*The problem:*
Note each line of the listing that contains the string "curve", and copy it.

*Records shown:*
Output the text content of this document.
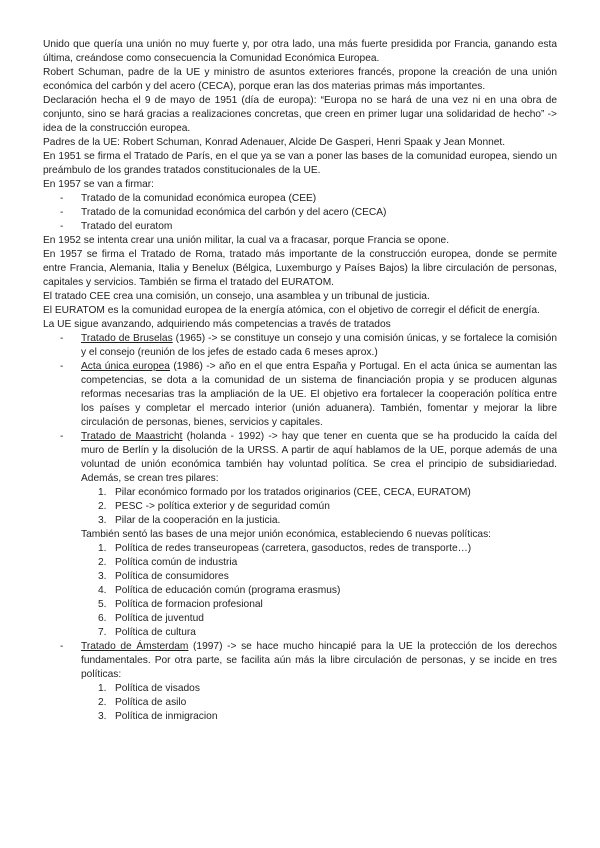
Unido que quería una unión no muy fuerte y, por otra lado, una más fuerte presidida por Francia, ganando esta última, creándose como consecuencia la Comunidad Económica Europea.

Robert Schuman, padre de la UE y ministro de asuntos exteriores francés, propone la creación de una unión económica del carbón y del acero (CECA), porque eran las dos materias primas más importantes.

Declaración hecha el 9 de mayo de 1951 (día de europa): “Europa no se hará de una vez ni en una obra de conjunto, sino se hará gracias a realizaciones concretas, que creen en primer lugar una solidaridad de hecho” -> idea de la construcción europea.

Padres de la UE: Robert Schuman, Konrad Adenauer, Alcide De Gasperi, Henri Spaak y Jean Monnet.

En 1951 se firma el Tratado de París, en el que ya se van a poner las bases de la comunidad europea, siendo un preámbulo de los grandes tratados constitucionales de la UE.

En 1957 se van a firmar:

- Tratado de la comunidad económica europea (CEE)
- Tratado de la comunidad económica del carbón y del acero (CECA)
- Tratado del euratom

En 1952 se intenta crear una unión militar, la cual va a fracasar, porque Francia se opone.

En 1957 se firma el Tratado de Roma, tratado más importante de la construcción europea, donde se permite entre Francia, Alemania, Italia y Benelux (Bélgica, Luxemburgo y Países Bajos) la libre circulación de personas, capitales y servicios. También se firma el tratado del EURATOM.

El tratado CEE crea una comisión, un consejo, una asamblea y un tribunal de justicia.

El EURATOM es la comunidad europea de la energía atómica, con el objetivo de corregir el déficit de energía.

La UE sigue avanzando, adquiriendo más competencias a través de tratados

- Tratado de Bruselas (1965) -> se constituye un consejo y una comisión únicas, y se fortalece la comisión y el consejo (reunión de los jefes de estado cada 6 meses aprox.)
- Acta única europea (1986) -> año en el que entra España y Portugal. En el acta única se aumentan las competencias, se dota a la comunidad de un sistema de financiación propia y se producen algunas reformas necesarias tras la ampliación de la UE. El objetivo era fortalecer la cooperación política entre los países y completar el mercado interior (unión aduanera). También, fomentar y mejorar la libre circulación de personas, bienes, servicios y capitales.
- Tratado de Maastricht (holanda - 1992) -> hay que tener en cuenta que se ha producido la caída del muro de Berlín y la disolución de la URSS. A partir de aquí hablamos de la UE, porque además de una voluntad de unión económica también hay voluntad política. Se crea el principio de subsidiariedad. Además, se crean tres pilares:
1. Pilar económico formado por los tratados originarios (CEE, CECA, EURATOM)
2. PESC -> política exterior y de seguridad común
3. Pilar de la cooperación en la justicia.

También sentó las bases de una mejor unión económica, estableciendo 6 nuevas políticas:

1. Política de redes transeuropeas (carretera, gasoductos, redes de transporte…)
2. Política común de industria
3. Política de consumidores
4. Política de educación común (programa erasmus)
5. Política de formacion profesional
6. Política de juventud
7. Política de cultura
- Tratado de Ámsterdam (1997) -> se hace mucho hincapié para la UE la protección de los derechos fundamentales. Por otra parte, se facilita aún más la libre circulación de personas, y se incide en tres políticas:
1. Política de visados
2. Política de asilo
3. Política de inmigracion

==

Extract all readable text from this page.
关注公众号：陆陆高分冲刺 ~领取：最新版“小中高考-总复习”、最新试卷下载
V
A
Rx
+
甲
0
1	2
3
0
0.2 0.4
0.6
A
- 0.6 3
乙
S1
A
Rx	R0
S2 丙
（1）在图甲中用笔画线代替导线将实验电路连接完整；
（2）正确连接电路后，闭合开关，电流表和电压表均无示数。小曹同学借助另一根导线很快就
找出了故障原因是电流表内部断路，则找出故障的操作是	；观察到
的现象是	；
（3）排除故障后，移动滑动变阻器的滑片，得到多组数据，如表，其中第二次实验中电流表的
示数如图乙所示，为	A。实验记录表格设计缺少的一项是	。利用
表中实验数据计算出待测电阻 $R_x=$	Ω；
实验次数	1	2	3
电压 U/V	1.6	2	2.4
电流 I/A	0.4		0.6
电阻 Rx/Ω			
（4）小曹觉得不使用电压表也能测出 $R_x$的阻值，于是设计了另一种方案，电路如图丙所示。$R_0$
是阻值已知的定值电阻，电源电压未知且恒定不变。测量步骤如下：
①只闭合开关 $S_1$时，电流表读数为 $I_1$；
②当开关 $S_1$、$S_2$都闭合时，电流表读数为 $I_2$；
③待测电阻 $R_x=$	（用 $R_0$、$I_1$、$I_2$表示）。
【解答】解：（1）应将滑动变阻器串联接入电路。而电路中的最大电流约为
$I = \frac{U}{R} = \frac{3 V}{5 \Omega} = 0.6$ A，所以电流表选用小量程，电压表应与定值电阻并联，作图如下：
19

--

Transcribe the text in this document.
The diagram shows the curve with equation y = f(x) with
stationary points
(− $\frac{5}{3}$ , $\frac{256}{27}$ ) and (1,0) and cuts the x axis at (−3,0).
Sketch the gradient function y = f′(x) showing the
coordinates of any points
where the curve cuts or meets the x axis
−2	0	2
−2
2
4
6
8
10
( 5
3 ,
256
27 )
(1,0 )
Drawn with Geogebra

*Exercise answer:*
The diagram shows the curve with equation y = f(x) with
where the curve cuts or meets the x axis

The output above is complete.